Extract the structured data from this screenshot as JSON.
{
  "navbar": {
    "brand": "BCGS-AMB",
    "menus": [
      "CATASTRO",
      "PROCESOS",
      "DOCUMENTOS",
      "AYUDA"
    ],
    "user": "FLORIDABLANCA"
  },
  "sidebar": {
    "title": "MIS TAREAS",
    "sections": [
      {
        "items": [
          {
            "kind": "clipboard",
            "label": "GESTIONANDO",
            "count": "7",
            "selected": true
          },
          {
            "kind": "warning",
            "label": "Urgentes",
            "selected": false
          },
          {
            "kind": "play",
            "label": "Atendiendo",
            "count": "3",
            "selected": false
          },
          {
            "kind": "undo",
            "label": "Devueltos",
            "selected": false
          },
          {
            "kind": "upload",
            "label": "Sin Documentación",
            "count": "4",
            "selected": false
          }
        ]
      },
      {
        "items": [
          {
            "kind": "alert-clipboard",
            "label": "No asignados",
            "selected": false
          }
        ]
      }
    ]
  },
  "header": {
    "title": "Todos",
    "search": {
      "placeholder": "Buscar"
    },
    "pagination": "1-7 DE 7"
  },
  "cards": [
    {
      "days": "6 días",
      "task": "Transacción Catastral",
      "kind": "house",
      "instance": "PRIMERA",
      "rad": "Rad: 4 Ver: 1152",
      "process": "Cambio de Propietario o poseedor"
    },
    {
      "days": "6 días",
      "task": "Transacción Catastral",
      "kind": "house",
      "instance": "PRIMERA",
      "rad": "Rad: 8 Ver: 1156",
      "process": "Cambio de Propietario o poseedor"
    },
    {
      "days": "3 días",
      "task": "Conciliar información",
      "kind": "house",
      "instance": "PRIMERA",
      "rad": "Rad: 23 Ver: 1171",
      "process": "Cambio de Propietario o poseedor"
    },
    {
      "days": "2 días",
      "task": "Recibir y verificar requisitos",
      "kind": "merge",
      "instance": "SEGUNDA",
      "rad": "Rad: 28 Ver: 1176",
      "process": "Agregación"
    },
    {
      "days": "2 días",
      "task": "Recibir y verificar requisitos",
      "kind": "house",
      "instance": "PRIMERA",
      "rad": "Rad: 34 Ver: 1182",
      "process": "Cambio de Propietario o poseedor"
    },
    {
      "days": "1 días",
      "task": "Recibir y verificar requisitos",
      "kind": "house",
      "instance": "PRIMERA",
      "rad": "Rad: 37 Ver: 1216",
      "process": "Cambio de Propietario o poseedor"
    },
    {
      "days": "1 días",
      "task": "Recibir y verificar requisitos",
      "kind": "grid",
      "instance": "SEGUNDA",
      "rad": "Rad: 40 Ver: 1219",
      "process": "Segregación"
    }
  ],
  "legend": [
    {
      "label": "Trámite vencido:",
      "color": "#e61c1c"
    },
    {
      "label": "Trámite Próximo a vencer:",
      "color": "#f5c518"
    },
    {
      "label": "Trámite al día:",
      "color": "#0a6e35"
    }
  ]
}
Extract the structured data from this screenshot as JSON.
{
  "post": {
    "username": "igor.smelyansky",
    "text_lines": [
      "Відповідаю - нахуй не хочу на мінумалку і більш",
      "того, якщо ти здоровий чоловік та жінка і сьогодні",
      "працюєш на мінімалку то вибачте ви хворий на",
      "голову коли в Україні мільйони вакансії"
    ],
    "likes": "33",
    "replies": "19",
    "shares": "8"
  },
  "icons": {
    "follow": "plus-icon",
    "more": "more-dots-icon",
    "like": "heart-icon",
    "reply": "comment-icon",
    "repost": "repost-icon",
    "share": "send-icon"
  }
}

===

**Requirement:** Write out each line of the data above again, exactly as given.

**Answer to this problem:**
Extract the structured data from this screenshot as JSON.
{
  "navbar": {
    "brand": "BCGS-AMB",
    "menus": [
      "CATASTRO",
      "PROCESOS",
      "DOCUMENTOS",
      "AYUDA"
    ],
    "user": "FLORIDABLANCA"
  },
  "sidebar": {
    "title": "MIS TAREAS",
    "sections": [
      {
        "items": [
          {
            "kind": "clipboard",
            "label": "GESTIONANDO",
            "count": "7",
            "selected": true
          },
          {
            "kind": "warning",
            "label": "Urgentes",
            "selected": false
          },
          {
            "kind": "play",
            "label": "Atendiendo",
            "count": "3",
            "selected": false
          },
          {
            "kind": "undo",
            "label": "Devueltos",
            "selected": false
          },
          {
            "kind": "upload",
            "label": "Sin Documentación",
            "count": "4",
            "selected": false
          }
        ]
      },
      {
        "items": [
          {
            "kind": "alert-clipboard",
            "label": "No asignados",
            "selected": false
          }
        ]
      }
    ]
  },
  "header": {
    "title": "Todos",
    "search": {
      "placeholder": "Buscar"
    },
    "pagination": "1-7 DE 7"
  },
  "cards": [
    {
      "days": "6 días",
      "task": "Transacción Catastral",
      "kind": "house",
      "instance": "PRIMERA",
      "rad": "Rad: 4 Ver: 1152",
      "process": "Cambio de Propietario o poseedor"
    },
    {
      "days": "6 días",
      "task": "Transacción Catastral",
      "kind": "house",
      "instance": "PRIMERA",
      "rad": "Rad: 8 Ver: 1156",
      "process": "Cambio de Propietario o poseedor"
    },
    {
      "days": "3 días",
      "task": "Conciliar información",
      "kind": "house",
      "instance": "PRIMERA",
      "rad": "Rad: 23 Ver: 1171",
      "process": "Cambio de Propietario o poseedor"
    },
    {
      "days": "2 días",
      "task": "Recibir y verificar requisitos",
      "kind": "merge",
      "instance": "SEGUNDA",
      "rad": "Rad: 28 Ver: 1176",
      "process": "Agregación"
    },
    {
      "days": "2 días",
      "task": "Recibir y verificar requisitos",
      "kind": "house",
      "instance": "PRIMERA",
      "rad": "Rad: 34 Ver: 1182",
      "process": "Cambio de Propietario o poseedor"
    },
    {
      "days": "1 días",
      "task": "Recibir y verificar requisitos",
      "kind": "house",
      "instance": "PRIMERA",
      "rad": "Rad: 37 Ver: 1216",
      "process": "Cambio de Propietario o poseedor"
    },
    {
      "days": "1 días",
      "task": "Recibir y verificar requisitos",
      "kind": "grid",
      "instance": "SEGUNDA",
      "rad": "Rad: 40 Ver: 1219",
      "process": "Segregación"
    }
  ],
  "legend": [
    {
      "label": "Trámite vencido:",
      "color": "#e61c1c"
    },
    {
      "label": "Trámite Próximo a vencer:",
      "color": "#f5c518"
    },
    {
      "label": "Trámite al día:",
      "color": "#0a6e35"
    }
  ]
}
Extract the structured data from this screenshot as JSON.
{
  "post": {
    "username": "igor.smelyansky",
    "text_lines": [
      "Відповідаю - нахуй не хочу на мінумалку і більш",
      "того, якщо ти здоровий чоловік та жінка і сьогодні",
      "працюєш на мінімалку то вибачте ви хворий на",
      "голову коли в Україні мільйони вакансії"
    ],
    "likes": "33",
    "replies": "19",
    "shares": "8"
  },
  "icons": {
    "follow": "plus-icon",
    "more": "more-dots-icon",
    "like": "heart-icon",
    "reply": "comment-icon",
    "repost": "repost-icon",
    "share": "send-icon"
  }
}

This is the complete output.